▸ TASK GOAL
Take the material below and retype it in full; pictures are left out.

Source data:
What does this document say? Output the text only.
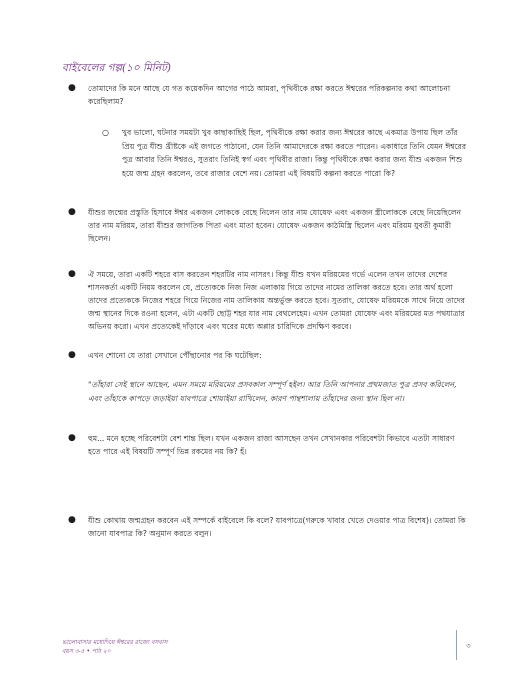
বাইবেলের গল্প(১০ মিনিট)
● তোমাদের কি মনে আছে যে গত কয়েকদিন আগের পাঠে আমরা, পৃথিবীকে রক্ষা করতে ঈশ্বরের পরিকল্পনার কথা আলোচনা করেছিলাম?
○ খুব ভালো, ঘটনার সময়টা খুব কাছাকাছিই ছিল, পৃথিবীকে রক্ষা করার জন্য ঈশ্বরের কাছে একমাত্র উপায় ছিল তাঁর প্রিয় পুত্র যীশু খ্রীষ্টকে এই জগতে পাঠানো, যেন তিনি আমাদেরকে রক্ষা করতে পারেন। একাধারে তিনি যেমন ঈশ্বরের পুত্র আবার তিনি ঈশ্বরও, সুতরাং তিনিই স্বর্গ এবং পৃথিবীর রাজা। কিন্তু পৃথিবীকে রক্ষা করার জন্য যীশু একজন শিশু হয়ে জন্ম গ্রহন করলেন, তবে রাজার বেশে নয়। তোমরা এই বিষয়টি কল্পনা করতে পারো কি?
● যীশুর জন্মের প্রস্তুতি হিসাবে ঈশ্বর একজন লোককে বেছে নিলেন তার নাম যোষেফ এবং একজন স্ত্রীলোককে বেছে নিয়েছিলেন তার নাম মরিয়ম, তারা যীশুর জাগতিক পিতা এবং মাতা হবেন। যোষেফ একজন কাঠমিস্ত্রি ছিলেন এবং মরিয়ম যুবতী কুমারী ছিলেন।
● ঐ সময়ে, তারা একটি শহরে বাস করতেন শহরটির নাম নাসরৎ। কিন্তু যীশু যখন মরিয়মের গর্ভে এলেন তখন তাদের দেশের শাসনকর্তা একটি নিয়ম করলেন যে, প্রত্যেককে নিজ নিজ এলাকায় গিয়ে তাদের নামের তালিকা করতে হবে। তার অর্থ হলো তাদের প্রত্যেককে নিজের শহরে গিয়ে নিজের নাম তালিকায় অন্তর্ভুক্ত করতে হবে। সুতরাং, যোষেফ মরিয়মকে সাথে নিয়ে তাদের জন্ম স্থানের দিকে রওনা হলেন, এটা একটি ছোট্ট শহর যার নাম বেথলেহেম। এখন তোমরা যোষেফ এবং মরিয়মের মত পথযাত্রার অভিনয় করো। এখন প্রত্যেকেই দাঁড়াবে এবং ঘরের মধ্যে অপ্পার চারিদিকে প্রদক্ষিণ করবে।
● এখন শোনো যে তারা সেখানে পৌঁছানোর পর কি ঘটেছিল:
"তাঁহারা সেই স্থানে আছেন, এমন সময়ে মরিয়মের প্রসবকাল সম্পূর্ণ হইল। আর তিনি আপনার প্রথমজাত পুত্র প্রসব করিলেন, এবং তাঁহাকে কাপড়ে জড়াইয়া যাবপাত্রে শোয়াইয়া রাখিলেন, কারণ পান্থশালায় তাঁহাদের জন্য স্থান ছিল না।
● হুম... মনে হচ্ছে পরিবেশটা বেশ শান্ত ছিল। যখন একজন রাজা আসছেন তখন সেখানকার পরিবেশটা কিভাবে এতটা সাধারণ হতে পারে এই বিষয়টি সম্পূর্ণ ভিন্ন রকমের নয় কি? হঁ।
● যীশু কোথায় জন্মগ্রহন করবেন এই সম্পর্কে বাইবেলে কি বলে? যাবপাত্রে(গরুকে খাবার খেতে দেওয়ার পাত্র বিশেষ)। তোমরা কি জানো যাবপাত্র কি? অনুমান করতে বলুন।
ভালোবাসার মধ্যেদিয়ে ঈশ্বরের রাজ্যে বসবাস
বয়স ৩-৫ • পাঠ ২০
৩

▸ EXERCISE SOLUTION
What does this document say? Output the text only.
বাইবেলের গল্প(১০ মিনিট)
● তোমাদের কি মনে আছে যে গত কয়েকদিন আগের পাঠে আমরা, পৃথিবীকে রক্ষা করতে ঈশ্বরের পরিকল্পনার কথা আলোচনা করেছিলাম?
○ খুব ভালো, ঘটনার সময়টা খুব কাছাকাছিই ছিল, পৃথিবীকে রক্ষা করার জন্য ঈশ্বরের কাছে একমাত্র উপায় ছিল তাঁর প্রিয় পুত্র যীশু খ্রীষ্টকে এই জগতে পাঠানো, যেন তিনি আমাদেরকে রক্ষা করতে পারেন। একাধারে তিনি যেমন ঈশ্বরের পুত্র আবার তিনি ঈশ্বরও, সুতরাং তিনিই স্বর্গ এবং পৃথিবীর রাজা। কিন্তু পৃথিবীকে রক্ষা করার জন্য যীশু একজন শিশু হয়ে জন্ম গ্রহন করলেন, তবে রাজার বেশে নয়। তোমরা এই বিষয়টি কল্পনা করতে পারো কি?
● যীশুর জন্মের প্রস্তুতি হিসাবে ঈশ্বর একজন লোককে বেছে নিলেন তার নাম যোষেফ এবং একজন স্ত্রীলোককে বেছে নিয়েছিলেন তার নাম মরিয়ম, তারা যীশুর জাগতিক পিতা এবং মাতা হবেন। যোষেফ একজন কাঠমিস্ত্রি ছিলেন এবং মরিয়ম যুবতী কুমারী ছিলেন।
● ঐ সময়ে, তারা একটি শহরে বাস করতেন শহরটির নাম নাসরৎ। কিন্তু যীশু যখন মরিয়মের গর্ভে এলেন তখন তাদের দেশের শাসনকর্তা একটি নিয়ম করলেন যে, প্রত্যেককে নিজ নিজ এলাকায় গিয়ে তাদের নামের তালিকা করতে হবে। তার অর্থ হলো তাদের প্রত্যেককে নিজের শহরে গিয়ে নিজের নাম তালিকায় অন্তর্ভুক্ত করতে হবে। সুতরাং, যোষেফ মরিয়মকে সাথে নিয়ে তাদের জন্ম স্থানের দিকে রওনা হলেন, এটা একটি ছোট্ট শহর যার নাম বেথলেহেম। এখন তোমরা যোষেফ এবং মরিয়মের মত পথযাত্রার অভিনয় করো। এখন প্রত্যেকেই দাঁড়াবে এবং ঘরের মধ্যে অপ্পার চারিদিকে প্রদক্ষিণ করবে।
● এখন শোনো যে তারা সেখানে পৌঁছানোর পর কি ঘটেছিল:
"তাঁহারা সেই স্থানে আছেন, এমন সময়ে মরিয়মের প্রসবকাল সম্পূর্ণ হইল। আর তিনি আপনার প্রথমজাত পুত্র প্রসব করিলেন, এবং তাঁহাকে কাপড়ে জড়াইয়া যাবপাত্রে শোয়াইয়া রাখিলেন, কারণ পান্থশালায় তাঁহাদের জন্য স্থান ছিল না।
● হুম... মনে হচ্ছে পরিবেশটা বেশ শান্ত ছিল। যখন একজন রাজা আসছেন তখন সেখানকার পরিবেশটা কিভাবে এতটা সাধারণ হতে পারে এই বিষয়টি সম্পূর্ণ ভিন্ন রকমের নয় কি? হঁ।
● যীশু কোথায় জন্মগ্রহন করবেন এই সম্পর্কে বাইবেলে কি বলে? যাবপাত্রে(গরুকে খাবার খেতে দেওয়ার পাত্র বিশেষ)। তোমরা কি জানো যাবপাত্র কি? অনুমান করতে বলুন।
ভালোবাসার মধ্যেদিয়ে ঈশ্বরের রাজ্যে বসবাস
বয়স ৩-৫ • পাঠ ২০
৩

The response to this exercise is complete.